EXERCISE PROMPT
Reproduce every line of the records below word for word, leaving out the pictures.

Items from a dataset
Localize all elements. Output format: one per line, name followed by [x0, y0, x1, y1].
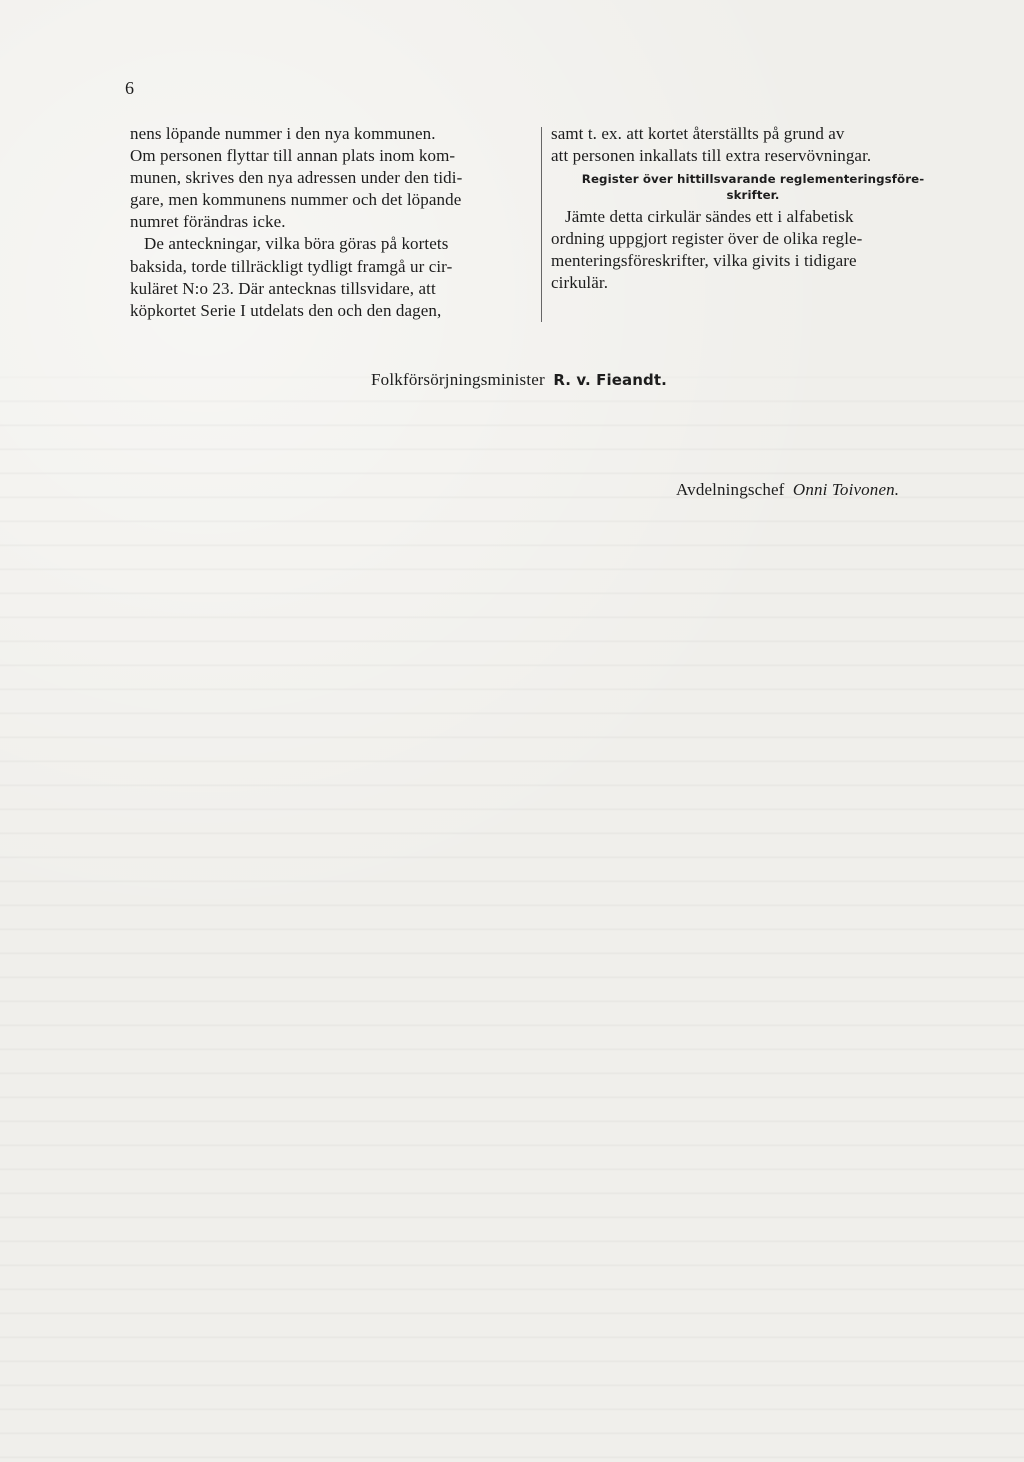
- department-head-signature: [676, 479, 899, 501]
- left-line-4: gare, men kommunens nummer och det löpande: [130, 190, 462, 210]
- left-line-2: Om personen flyttar till annan plats inom kom-: [130, 146, 456, 166]
- minister-title: Folkförsörjningsminister: [371, 370, 545, 389]
- right-line-3: Jämte detta cirkulär sändes ett i alfabetisk: [565, 207, 854, 227]
- right-line-4: ordning uppgjort register över de olika regle-: [551, 229, 863, 249]
- left-column: [130, 123, 530, 322]
- column-divider: [541, 127, 542, 322]
- register-subheading: [551, 172, 955, 202]
- right-line-6: cirkulär.: [551, 273, 609, 293]
- right-line-1: samt t. ex. att kortet återställts på grund av: [551, 124, 845, 143]
- left-line-7: baksida, torde tillräckligt tydligt framgå ur cir-: [130, 256, 453, 276]
- right-line-5: menteringsföreskrifter, vilka givits i tidigare: [551, 251, 857, 271]
- register-subheading-line-1: Register över hittillsvarande reglementeringsföre-: [581, 172, 925, 187]
- right-line-2: att personen inkallats till extra reservövningar.: [551, 146, 872, 166]
- left-line-5: numret förändras icke.: [130, 212, 286, 232]
- left-line-3: munen, skrives den nya adressen under den tidi-: [130, 168, 463, 188]
- left-line-6: De anteckningar, vilka böra göras på kortets: [144, 234, 449, 254]
- minister-signature: [371, 369, 667, 391]
- page-number: 6: [125, 78, 134, 98]
- department-head-name: Onni Toivonen.: [792, 480, 900, 499]
- right-column: [551, 123, 955, 295]
- department-head-title: Avdelningschef: [676, 480, 785, 499]
- minister-name: R. v. Fieandt.: [553, 371, 667, 389]
- left-line-9: köpkortet Serie I utdelats den och den dagen,: [130, 300, 442, 320]
- register-subheading-line-2: skrifter.: [726, 187, 780, 202]
- left-line-8: kuläret N:o 23. Där antecknas tillsvidare, att: [130, 278, 436, 298]
- left-line-1: nens löpande nummer i den nya kommunen.: [130, 124, 436, 143]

TASK ANSWER
Localize all elements. Output format: one per line, name followed by [x0, y0, x1, y1].
- department-head-signature: [676, 479, 899, 501]
- left-line-4: gare, men kommunens nummer och det löpande: [130, 190, 462, 210]
- left-line-2: Om personen flyttar till annan plats inom kom-: [130, 146, 456, 166]
- minister-title: Folkförsörjningsminister: [371, 370, 545, 389]
- right-line-3: Jämte detta cirkulär sändes ett i alfabetisk: [565, 207, 854, 227]
- right-line-4: ordning uppgjort register över de olika regle-: [551, 229, 863, 249]
- left-column: [130, 123, 530, 322]
- column-divider: [541, 127, 542, 322]
- register-subheading: [551, 172, 955, 202]
- right-line-6: cirkulär.: [551, 273, 609, 293]
- right-line-1: samt t. ex. att kortet återställts på grund av: [551, 124, 845, 143]
- left-line-7: baksida, torde tillräckligt tydligt framgå ur cir-: [130, 256, 453, 276]
- right-line-5: menteringsföreskrifter, vilka givits i tidigare: [551, 251, 857, 271]
- register-subheading-line-1: Register över hittillsvarande reglementeringsföre-: [581, 172, 925, 187]
- right-line-2: att personen inkallats till extra reservövningar.: [551, 146, 872, 166]
- left-line-5: numret förändras icke.: [130, 212, 286, 232]
- left-line-3: munen, skrives den nya adressen under den tidi-: [130, 168, 463, 188]
- left-line-6: De anteckningar, vilka böra göras på kortets: [144, 234, 449, 254]
- minister-signature: [371, 369, 667, 391]
- page-number: 6: [125, 78, 134, 98]
- department-head-name: Onni Toivonen.: [792, 480, 900, 499]
- right-column: [551, 123, 955, 295]
- department-head-title: Avdelningschef: [676, 480, 785, 499]
- minister-name: R. v. Fieandt.: [553, 371, 667, 389]
- left-line-9: köpkortet Serie I utdelats den och den dagen,: [130, 300, 442, 320]
- register-subheading-line-2: skrifter.: [726, 187, 780, 202]
- left-line-8: kuläret N:o 23. Där antecknas tillsvidare, att: [130, 278, 436, 298]
- left-line-1: nens löpande nummer i den nya kommunen.: [130, 124, 436, 143]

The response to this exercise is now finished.